◆ Problem details
Write out the lines of the material below exactly, from the line with "Localize all elements." up to and including the line with "value-type: Flat File — [222, 143, 272, 158]".

[Start of Material provided]

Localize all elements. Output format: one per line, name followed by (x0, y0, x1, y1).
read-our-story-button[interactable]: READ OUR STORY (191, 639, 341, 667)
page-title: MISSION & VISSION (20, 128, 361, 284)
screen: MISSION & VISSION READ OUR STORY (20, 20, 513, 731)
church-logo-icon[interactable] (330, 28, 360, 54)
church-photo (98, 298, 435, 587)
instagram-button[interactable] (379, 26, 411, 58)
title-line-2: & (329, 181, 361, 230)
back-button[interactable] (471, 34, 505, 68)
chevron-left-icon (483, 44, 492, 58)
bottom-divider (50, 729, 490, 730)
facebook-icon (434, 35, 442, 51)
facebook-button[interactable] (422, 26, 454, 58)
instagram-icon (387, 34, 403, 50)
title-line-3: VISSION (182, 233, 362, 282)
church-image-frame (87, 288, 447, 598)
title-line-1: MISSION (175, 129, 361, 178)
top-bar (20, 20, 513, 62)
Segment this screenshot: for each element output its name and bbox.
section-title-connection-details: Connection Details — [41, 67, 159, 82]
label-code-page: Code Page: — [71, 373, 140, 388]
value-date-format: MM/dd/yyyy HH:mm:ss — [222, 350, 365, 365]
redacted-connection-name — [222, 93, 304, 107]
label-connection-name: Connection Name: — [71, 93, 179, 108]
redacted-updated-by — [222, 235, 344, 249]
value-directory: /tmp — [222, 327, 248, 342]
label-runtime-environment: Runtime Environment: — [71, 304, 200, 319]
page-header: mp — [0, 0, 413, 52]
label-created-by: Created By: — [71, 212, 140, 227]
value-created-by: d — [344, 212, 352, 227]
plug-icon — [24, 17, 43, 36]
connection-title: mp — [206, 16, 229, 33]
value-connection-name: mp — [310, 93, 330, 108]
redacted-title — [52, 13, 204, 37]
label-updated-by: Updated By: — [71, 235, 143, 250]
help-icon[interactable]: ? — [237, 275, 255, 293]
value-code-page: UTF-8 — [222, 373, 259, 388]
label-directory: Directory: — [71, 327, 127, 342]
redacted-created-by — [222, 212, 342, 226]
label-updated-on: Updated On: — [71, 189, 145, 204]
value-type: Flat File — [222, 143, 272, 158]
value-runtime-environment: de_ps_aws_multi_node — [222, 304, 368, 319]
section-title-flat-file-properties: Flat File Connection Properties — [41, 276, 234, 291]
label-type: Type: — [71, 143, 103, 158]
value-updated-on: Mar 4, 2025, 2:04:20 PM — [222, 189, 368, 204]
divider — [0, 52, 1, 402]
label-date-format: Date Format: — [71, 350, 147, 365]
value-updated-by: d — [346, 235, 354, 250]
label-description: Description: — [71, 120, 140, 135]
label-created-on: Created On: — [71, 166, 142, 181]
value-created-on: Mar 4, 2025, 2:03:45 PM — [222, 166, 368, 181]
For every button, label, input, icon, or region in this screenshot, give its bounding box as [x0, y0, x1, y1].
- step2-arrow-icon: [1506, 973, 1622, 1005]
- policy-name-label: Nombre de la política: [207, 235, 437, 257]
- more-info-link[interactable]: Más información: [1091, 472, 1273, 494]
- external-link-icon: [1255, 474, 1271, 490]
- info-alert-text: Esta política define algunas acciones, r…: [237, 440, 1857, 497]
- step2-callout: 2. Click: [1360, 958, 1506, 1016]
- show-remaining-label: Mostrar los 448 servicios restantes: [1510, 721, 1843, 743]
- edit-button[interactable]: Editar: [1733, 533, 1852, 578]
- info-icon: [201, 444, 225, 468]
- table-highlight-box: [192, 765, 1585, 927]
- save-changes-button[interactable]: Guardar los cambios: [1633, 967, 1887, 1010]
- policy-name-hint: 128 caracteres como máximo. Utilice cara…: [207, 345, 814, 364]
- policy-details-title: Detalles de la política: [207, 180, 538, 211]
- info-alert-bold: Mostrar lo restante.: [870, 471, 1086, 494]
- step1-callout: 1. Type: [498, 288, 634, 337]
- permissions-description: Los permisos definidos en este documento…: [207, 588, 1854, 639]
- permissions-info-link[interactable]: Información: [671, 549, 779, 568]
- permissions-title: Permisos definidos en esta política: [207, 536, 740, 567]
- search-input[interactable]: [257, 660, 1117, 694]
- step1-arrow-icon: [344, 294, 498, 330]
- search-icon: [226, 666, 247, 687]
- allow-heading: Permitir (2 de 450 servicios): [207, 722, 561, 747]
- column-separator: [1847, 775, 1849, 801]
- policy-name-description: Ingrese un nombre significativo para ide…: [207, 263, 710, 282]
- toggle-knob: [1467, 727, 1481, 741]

[End of Material provided]
[Start of Material provided]

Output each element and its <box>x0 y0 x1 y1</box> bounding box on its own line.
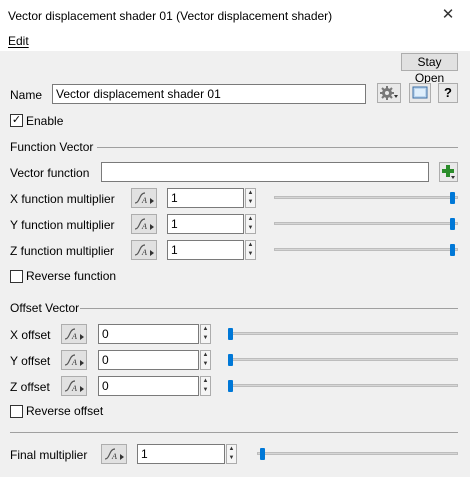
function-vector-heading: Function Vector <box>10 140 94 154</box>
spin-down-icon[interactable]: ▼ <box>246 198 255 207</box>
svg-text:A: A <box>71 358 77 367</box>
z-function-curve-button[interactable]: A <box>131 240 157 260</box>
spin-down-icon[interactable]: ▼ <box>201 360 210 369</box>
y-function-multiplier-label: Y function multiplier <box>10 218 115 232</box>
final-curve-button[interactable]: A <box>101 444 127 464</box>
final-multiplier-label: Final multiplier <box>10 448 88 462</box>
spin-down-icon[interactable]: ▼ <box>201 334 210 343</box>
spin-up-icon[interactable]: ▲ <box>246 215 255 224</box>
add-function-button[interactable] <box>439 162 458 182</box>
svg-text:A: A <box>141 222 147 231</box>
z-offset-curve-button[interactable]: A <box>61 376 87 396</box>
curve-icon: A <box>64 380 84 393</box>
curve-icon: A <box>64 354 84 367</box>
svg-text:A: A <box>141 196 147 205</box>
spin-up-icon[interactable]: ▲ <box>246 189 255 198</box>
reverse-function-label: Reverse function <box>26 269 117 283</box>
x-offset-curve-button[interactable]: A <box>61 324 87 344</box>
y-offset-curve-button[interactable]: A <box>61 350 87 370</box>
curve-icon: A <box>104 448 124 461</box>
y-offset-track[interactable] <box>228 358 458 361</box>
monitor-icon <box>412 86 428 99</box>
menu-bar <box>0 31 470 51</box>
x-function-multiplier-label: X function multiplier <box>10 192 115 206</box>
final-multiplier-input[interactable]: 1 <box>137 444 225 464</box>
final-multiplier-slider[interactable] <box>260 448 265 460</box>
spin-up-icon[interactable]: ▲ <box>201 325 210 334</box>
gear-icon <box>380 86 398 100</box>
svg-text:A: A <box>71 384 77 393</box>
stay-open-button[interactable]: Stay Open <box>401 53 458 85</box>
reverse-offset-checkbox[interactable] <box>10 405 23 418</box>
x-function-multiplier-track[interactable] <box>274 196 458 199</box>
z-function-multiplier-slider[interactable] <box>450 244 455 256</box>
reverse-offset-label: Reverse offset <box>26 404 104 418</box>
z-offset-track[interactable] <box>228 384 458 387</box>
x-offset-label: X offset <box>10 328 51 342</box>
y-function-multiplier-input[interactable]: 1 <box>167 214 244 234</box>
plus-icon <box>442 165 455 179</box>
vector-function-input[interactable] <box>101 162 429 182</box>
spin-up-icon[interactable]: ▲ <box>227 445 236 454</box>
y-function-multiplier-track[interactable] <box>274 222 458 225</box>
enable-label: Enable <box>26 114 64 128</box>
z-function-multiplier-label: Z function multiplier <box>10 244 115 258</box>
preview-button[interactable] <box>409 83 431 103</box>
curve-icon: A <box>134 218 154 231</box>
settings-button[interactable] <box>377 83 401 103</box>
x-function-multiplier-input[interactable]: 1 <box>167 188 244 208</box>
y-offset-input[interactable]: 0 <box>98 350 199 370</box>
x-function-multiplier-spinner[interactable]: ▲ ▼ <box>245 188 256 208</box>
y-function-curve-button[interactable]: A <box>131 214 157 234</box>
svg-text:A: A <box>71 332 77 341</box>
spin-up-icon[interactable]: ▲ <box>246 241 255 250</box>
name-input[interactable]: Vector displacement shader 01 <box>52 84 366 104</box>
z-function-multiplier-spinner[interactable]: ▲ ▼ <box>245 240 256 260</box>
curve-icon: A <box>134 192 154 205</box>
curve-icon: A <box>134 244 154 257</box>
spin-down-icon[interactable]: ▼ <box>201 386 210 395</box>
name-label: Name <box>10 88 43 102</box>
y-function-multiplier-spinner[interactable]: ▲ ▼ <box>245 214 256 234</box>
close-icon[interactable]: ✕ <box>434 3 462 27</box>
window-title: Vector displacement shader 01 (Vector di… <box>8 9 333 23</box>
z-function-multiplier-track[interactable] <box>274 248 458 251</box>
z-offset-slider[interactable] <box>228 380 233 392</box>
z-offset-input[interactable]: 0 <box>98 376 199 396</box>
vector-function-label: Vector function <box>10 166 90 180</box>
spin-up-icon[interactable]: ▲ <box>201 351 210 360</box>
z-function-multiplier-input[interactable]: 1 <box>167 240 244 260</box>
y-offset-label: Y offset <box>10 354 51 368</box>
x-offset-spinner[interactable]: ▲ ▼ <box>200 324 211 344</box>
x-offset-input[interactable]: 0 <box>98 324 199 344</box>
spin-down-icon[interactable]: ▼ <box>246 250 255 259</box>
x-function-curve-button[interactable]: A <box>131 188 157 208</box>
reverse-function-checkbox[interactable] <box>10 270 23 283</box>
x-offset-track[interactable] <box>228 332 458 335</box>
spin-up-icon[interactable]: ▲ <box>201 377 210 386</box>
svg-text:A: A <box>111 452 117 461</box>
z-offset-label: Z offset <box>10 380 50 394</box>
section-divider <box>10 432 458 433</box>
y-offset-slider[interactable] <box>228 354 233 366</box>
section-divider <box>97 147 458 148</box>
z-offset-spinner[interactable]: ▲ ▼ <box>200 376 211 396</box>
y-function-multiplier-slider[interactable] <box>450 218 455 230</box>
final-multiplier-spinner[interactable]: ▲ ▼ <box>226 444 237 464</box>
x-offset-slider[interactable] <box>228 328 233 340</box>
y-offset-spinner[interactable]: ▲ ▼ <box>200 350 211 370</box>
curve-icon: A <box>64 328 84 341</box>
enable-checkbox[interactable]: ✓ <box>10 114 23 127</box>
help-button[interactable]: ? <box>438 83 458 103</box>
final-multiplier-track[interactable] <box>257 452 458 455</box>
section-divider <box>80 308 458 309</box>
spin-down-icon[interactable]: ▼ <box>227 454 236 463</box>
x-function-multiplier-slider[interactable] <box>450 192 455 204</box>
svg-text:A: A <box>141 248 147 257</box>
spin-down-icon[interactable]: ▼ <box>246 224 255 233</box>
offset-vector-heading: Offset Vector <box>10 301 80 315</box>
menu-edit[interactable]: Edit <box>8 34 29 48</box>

[End of Material provided]
[Start of Material provided]

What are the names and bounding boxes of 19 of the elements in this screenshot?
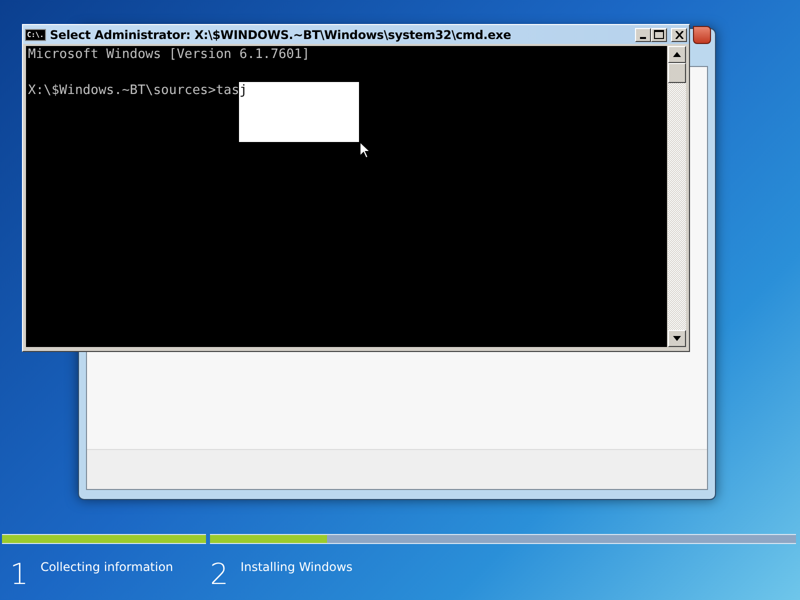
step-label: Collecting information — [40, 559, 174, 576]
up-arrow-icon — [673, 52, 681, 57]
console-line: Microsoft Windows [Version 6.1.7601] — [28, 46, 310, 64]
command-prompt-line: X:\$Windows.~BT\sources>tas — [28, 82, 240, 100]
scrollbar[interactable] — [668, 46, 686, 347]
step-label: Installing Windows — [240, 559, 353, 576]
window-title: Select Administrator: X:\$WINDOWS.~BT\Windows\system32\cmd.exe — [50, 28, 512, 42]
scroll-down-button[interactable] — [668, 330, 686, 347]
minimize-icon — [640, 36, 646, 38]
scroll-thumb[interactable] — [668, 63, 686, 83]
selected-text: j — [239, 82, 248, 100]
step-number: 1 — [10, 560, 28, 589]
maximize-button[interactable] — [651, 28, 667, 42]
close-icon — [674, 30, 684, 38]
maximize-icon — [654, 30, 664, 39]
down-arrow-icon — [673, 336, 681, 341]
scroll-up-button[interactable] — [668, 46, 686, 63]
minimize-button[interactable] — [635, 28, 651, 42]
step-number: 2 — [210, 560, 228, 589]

[End of Material provided]

◆ Exercise response
Localize all elements. Output format: one per line, name followed by (x0, y0, x1, y1).
read-our-story-button[interactable]: READ OUR STORY (191, 639, 341, 667)
page-title: MISSION & VISSION (20, 128, 361, 284)
screen: MISSION & VISSION READ OUR STORY (20, 20, 513, 731)
church-logo-icon[interactable] (330, 28, 360, 54)
church-photo (98, 298, 435, 587)
instagram-button[interactable] (379, 26, 411, 58)
title-line-2: & (329, 181, 361, 230)
back-button[interactable] (471, 34, 505, 68)
chevron-left-icon (483, 44, 492, 58)
bottom-divider (50, 729, 490, 730)
facebook-icon (434, 35, 442, 51)
facebook-button[interactable] (422, 26, 454, 58)
instagram-icon (387, 34, 403, 50)
title-line-3: VISSION (182, 233, 362, 282)
church-image-frame (87, 288, 447, 598)
title-line-1: MISSION (175, 129, 361, 178)
top-bar (20, 20, 513, 62)
Segment this screenshot: for each element output its name and bbox.
section-title-connection-details: Connection Details — [41, 67, 159, 82]
label-code-page: Code Page: — [71, 373, 140, 388]
value-date-format: MM/dd/yyyy HH:mm:ss — [222, 350, 365, 365]
redacted-connection-name — [222, 93, 304, 107]
label-connection-name: Connection Name: — [71, 93, 179, 108]
redacted-updated-by — [222, 235, 344, 249]
value-directory: /tmp — [222, 327, 248, 342]
label-runtime-environment: Runtime Environment: — [71, 304, 200, 319]
page-header: mp — [0, 0, 413, 52]
label-created-by: Created By: — [71, 212, 140, 227]
value-created-by: d — [344, 212, 352, 227]
plug-icon — [24, 17, 43, 36]
connection-title: mp — [206, 16, 229, 33]
value-connection-name: mp — [310, 93, 330, 108]
redacted-title — [52, 13, 204, 37]
label-updated-by: Updated By: — [71, 235, 143, 250]
help-icon[interactable]: ? — [237, 275, 255, 293]
value-code-page: UTF-8 — [222, 373, 259, 388]
label-directory: Directory: — [71, 327, 127, 342]
redacted-created-by — [222, 212, 342, 226]
label-updated-on: Updated On: — [71, 189, 145, 204]
value-type: Flat File — [222, 143, 272, 158]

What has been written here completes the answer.